### Material shown

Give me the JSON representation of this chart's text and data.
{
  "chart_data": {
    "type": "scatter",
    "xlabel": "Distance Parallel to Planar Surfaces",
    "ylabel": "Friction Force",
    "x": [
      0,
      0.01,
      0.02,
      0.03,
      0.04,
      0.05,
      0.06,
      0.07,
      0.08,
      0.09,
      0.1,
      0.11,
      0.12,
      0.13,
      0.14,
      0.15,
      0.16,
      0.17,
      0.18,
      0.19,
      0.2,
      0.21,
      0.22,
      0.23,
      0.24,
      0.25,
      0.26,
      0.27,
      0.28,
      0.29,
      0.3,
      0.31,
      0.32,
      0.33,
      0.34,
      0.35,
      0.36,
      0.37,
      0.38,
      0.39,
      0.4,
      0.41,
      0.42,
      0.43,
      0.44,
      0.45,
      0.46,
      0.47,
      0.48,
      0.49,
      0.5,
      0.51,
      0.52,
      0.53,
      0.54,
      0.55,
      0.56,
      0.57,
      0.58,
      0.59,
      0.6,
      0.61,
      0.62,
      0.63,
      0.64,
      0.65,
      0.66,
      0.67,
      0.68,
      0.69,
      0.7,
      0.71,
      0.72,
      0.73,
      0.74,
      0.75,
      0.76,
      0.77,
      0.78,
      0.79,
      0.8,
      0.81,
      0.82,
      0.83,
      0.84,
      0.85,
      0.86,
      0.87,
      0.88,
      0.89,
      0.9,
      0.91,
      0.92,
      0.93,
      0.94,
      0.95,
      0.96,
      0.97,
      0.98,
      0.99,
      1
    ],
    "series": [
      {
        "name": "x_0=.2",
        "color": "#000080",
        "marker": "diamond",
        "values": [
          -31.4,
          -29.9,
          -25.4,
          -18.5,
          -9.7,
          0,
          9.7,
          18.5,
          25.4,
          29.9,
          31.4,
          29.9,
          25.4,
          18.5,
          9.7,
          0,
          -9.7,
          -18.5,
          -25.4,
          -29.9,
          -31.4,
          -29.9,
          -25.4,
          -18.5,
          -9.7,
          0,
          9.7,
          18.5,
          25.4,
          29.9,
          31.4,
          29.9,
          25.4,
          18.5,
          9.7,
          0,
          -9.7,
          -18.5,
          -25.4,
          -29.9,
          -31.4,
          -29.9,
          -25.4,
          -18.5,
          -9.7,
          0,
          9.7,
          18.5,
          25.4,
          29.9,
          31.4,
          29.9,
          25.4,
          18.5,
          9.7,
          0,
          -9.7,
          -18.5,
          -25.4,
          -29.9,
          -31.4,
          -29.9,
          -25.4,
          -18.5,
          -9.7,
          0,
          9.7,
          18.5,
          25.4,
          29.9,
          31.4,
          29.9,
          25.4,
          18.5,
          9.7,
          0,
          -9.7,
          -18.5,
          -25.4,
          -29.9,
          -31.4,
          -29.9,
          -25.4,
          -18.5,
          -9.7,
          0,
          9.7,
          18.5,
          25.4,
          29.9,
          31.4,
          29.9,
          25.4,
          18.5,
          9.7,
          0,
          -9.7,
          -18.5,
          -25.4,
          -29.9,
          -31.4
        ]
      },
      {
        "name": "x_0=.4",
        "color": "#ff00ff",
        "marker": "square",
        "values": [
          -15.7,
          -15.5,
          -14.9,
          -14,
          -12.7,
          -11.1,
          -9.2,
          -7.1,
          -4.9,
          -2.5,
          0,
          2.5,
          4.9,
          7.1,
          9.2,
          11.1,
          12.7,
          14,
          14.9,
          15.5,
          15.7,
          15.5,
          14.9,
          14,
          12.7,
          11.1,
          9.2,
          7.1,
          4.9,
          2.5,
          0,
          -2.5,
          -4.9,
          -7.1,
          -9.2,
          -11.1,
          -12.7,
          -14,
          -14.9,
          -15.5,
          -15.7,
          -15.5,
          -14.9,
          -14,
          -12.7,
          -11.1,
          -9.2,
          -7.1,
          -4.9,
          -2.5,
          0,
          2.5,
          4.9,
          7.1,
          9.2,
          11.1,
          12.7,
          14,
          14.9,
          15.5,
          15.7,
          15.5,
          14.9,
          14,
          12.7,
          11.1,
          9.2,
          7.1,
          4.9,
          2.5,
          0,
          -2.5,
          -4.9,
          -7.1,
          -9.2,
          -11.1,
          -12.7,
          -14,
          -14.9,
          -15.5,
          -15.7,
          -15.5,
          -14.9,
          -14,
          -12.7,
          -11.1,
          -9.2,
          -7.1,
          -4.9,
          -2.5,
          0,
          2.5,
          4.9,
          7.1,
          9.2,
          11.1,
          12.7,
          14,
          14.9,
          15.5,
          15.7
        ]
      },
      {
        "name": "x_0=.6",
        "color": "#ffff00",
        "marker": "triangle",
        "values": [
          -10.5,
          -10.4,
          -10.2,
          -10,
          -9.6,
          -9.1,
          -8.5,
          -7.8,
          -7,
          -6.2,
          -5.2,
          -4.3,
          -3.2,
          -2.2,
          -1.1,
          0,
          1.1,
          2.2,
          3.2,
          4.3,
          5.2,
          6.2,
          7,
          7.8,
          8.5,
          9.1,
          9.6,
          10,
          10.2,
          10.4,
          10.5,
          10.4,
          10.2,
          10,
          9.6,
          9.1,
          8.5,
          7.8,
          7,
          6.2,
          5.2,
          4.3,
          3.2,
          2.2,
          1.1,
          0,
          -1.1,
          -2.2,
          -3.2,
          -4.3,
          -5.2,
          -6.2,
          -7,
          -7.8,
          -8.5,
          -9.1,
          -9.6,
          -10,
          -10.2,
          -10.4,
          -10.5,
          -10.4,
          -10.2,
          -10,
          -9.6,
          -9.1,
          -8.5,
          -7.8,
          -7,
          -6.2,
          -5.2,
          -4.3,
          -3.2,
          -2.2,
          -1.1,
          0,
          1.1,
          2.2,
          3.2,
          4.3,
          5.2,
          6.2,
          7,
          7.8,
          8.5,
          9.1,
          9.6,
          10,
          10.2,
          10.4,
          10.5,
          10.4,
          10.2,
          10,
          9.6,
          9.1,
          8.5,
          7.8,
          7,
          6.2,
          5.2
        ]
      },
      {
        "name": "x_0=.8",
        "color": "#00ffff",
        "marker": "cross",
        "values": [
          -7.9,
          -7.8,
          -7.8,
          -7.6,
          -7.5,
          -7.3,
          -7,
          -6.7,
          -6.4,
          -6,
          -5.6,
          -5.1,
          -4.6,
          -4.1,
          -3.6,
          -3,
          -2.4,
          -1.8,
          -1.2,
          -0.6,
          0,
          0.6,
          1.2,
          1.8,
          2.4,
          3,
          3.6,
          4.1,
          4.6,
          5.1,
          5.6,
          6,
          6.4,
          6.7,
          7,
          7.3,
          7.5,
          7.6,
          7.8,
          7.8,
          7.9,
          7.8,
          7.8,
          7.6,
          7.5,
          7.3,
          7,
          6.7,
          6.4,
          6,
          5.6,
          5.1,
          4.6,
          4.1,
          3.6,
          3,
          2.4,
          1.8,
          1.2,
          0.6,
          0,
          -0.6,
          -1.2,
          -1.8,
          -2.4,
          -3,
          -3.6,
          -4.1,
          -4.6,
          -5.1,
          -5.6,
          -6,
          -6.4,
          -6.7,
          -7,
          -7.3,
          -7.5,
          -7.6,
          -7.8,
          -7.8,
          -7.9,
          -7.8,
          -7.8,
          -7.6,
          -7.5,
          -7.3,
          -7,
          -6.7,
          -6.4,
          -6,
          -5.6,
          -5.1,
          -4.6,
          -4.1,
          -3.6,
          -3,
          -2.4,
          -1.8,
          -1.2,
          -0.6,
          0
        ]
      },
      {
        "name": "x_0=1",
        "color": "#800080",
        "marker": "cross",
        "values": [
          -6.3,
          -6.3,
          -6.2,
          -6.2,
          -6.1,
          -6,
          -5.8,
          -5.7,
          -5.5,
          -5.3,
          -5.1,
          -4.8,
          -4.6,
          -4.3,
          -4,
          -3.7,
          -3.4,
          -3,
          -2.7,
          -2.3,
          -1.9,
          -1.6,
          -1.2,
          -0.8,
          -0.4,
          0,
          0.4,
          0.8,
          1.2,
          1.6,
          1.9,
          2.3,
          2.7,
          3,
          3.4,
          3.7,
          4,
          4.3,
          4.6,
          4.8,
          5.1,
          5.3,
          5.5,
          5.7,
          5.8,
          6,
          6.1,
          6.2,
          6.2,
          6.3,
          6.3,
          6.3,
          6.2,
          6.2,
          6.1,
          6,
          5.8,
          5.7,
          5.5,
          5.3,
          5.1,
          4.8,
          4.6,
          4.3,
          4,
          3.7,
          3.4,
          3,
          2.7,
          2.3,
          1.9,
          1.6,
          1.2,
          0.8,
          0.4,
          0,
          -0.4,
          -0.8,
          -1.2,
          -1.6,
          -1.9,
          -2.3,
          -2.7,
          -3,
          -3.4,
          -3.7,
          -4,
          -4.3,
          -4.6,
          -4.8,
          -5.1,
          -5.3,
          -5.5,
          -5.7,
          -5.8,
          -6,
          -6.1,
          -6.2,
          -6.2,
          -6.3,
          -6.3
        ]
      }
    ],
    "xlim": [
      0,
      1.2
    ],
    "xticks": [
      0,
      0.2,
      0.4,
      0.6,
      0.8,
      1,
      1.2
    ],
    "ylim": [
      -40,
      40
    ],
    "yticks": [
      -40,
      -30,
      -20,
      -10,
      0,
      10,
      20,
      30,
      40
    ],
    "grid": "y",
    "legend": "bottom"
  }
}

...

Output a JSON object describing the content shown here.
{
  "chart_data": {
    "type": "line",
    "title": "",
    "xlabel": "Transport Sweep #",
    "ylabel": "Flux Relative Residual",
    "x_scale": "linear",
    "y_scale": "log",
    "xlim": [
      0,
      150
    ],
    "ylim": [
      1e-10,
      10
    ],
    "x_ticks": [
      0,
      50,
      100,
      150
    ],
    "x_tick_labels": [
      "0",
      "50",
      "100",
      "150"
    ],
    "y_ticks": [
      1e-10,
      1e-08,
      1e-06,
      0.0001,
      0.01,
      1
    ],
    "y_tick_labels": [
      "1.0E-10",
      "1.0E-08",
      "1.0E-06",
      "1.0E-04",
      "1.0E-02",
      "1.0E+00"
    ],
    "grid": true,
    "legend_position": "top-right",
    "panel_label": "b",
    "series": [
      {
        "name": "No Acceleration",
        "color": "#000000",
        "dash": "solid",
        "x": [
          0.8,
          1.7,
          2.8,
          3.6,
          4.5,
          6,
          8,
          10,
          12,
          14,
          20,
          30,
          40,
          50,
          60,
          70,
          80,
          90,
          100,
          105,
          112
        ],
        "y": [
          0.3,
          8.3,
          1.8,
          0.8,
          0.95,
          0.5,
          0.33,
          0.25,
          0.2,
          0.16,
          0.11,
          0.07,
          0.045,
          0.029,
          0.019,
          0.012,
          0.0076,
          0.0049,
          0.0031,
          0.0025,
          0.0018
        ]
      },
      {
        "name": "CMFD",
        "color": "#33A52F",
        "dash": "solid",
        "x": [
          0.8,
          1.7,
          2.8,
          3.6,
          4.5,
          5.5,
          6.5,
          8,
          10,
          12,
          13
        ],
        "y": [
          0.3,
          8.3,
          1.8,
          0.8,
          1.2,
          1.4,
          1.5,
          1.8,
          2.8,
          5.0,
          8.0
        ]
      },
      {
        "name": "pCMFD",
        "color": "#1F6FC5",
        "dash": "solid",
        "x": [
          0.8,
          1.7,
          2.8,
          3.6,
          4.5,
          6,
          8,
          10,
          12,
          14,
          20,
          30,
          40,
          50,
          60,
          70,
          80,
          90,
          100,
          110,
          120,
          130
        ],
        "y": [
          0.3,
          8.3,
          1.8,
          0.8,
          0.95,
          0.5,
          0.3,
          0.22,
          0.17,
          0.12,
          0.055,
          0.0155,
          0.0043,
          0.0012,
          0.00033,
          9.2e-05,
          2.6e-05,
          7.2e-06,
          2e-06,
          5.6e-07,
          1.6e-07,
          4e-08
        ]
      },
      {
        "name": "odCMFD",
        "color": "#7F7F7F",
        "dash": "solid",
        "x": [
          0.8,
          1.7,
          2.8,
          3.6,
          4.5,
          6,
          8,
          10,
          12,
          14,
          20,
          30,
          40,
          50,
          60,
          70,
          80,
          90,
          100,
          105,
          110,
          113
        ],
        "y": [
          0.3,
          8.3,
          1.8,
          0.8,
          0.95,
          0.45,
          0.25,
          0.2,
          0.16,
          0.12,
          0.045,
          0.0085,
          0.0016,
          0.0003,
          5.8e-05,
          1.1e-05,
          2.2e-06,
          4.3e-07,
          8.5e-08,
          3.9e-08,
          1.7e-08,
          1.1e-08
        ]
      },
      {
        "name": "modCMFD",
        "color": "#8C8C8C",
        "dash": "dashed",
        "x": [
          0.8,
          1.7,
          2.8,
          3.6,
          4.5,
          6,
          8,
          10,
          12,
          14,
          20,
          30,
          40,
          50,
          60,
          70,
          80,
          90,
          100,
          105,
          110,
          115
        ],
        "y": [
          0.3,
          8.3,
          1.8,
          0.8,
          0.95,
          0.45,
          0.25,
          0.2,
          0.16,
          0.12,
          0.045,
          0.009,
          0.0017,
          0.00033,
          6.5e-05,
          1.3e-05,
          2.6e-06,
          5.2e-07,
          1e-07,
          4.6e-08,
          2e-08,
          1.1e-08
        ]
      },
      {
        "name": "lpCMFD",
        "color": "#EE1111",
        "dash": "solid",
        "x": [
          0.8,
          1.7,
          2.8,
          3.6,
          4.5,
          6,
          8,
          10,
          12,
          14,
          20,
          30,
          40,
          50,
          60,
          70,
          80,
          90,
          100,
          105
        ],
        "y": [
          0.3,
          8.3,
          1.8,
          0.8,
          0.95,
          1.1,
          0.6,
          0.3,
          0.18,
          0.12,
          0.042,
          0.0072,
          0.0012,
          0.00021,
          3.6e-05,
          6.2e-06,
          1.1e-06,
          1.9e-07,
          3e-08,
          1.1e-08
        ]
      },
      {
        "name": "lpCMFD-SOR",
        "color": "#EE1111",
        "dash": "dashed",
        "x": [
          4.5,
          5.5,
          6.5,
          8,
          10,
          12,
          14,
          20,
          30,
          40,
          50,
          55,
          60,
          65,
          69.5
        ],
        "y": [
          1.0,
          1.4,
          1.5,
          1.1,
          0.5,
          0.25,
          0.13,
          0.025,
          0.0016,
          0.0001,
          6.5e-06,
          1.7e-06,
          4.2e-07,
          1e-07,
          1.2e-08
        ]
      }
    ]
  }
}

* * *

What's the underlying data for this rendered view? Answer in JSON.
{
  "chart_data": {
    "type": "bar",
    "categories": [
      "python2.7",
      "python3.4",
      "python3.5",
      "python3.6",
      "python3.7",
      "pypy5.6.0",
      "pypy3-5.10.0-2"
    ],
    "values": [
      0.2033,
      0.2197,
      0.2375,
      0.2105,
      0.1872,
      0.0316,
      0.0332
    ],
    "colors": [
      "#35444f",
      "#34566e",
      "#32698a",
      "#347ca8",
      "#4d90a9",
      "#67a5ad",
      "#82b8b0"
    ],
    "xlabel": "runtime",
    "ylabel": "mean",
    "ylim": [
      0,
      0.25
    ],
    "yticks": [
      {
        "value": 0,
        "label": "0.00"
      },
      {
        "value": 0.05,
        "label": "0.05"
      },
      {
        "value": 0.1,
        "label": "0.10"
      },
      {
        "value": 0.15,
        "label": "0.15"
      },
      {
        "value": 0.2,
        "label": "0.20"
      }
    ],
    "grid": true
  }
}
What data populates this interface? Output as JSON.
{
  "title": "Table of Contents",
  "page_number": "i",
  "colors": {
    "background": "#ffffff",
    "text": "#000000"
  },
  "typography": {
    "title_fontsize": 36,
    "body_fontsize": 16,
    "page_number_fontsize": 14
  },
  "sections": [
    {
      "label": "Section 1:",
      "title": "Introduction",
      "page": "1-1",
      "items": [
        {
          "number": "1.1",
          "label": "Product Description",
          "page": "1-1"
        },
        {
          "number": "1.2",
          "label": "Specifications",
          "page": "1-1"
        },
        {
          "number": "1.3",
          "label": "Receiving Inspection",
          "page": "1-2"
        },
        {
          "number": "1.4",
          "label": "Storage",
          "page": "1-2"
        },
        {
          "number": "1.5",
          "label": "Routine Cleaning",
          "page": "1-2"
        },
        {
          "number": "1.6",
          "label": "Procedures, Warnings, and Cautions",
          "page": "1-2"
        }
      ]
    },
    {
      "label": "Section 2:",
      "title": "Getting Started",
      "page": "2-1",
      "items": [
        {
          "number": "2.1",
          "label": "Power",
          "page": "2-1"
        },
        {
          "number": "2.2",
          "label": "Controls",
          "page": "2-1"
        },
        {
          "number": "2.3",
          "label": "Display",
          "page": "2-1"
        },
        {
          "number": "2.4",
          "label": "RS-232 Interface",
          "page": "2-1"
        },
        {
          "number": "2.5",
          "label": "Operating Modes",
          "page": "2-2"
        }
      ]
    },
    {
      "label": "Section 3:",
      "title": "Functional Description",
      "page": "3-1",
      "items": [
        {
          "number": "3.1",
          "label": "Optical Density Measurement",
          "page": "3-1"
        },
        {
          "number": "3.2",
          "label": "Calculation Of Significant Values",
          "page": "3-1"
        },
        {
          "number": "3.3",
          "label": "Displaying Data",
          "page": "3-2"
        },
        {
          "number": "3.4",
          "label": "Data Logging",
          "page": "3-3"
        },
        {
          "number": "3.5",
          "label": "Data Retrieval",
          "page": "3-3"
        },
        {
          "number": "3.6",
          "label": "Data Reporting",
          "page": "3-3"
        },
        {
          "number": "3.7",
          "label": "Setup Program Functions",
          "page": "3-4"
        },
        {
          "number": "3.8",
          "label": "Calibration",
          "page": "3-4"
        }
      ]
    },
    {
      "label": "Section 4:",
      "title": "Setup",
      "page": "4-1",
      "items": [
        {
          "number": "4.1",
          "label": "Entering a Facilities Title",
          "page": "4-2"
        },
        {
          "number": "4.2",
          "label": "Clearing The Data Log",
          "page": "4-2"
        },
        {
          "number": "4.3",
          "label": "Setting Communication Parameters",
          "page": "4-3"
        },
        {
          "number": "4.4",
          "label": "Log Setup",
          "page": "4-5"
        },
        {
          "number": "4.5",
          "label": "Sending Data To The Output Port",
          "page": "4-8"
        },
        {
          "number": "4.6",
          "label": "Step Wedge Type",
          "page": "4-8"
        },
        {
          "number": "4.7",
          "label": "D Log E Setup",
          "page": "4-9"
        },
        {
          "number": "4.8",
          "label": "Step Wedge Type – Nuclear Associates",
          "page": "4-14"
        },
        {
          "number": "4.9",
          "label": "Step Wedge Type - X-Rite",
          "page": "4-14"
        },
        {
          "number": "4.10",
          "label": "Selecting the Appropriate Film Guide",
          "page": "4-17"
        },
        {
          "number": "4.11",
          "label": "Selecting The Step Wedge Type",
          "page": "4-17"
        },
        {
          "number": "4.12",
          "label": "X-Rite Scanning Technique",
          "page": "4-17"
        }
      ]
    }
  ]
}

### Given request
Look through the records and gather each line with the word "name".

### Finished task
        "name": "x_0=.2",
        "name": "x_0=.4",
        "name": "x_0=.6",
        "name": "x_0=.8",
        "name": "x_0=1",
        "name": "No Acceleration",
        "name": "CMFD",
        "name": "pCMFD",
        "name": "odCMFD",
        "name": "modCMFD",
        "name": "lpCMFD",
        "name": "lpCMFD-SOR",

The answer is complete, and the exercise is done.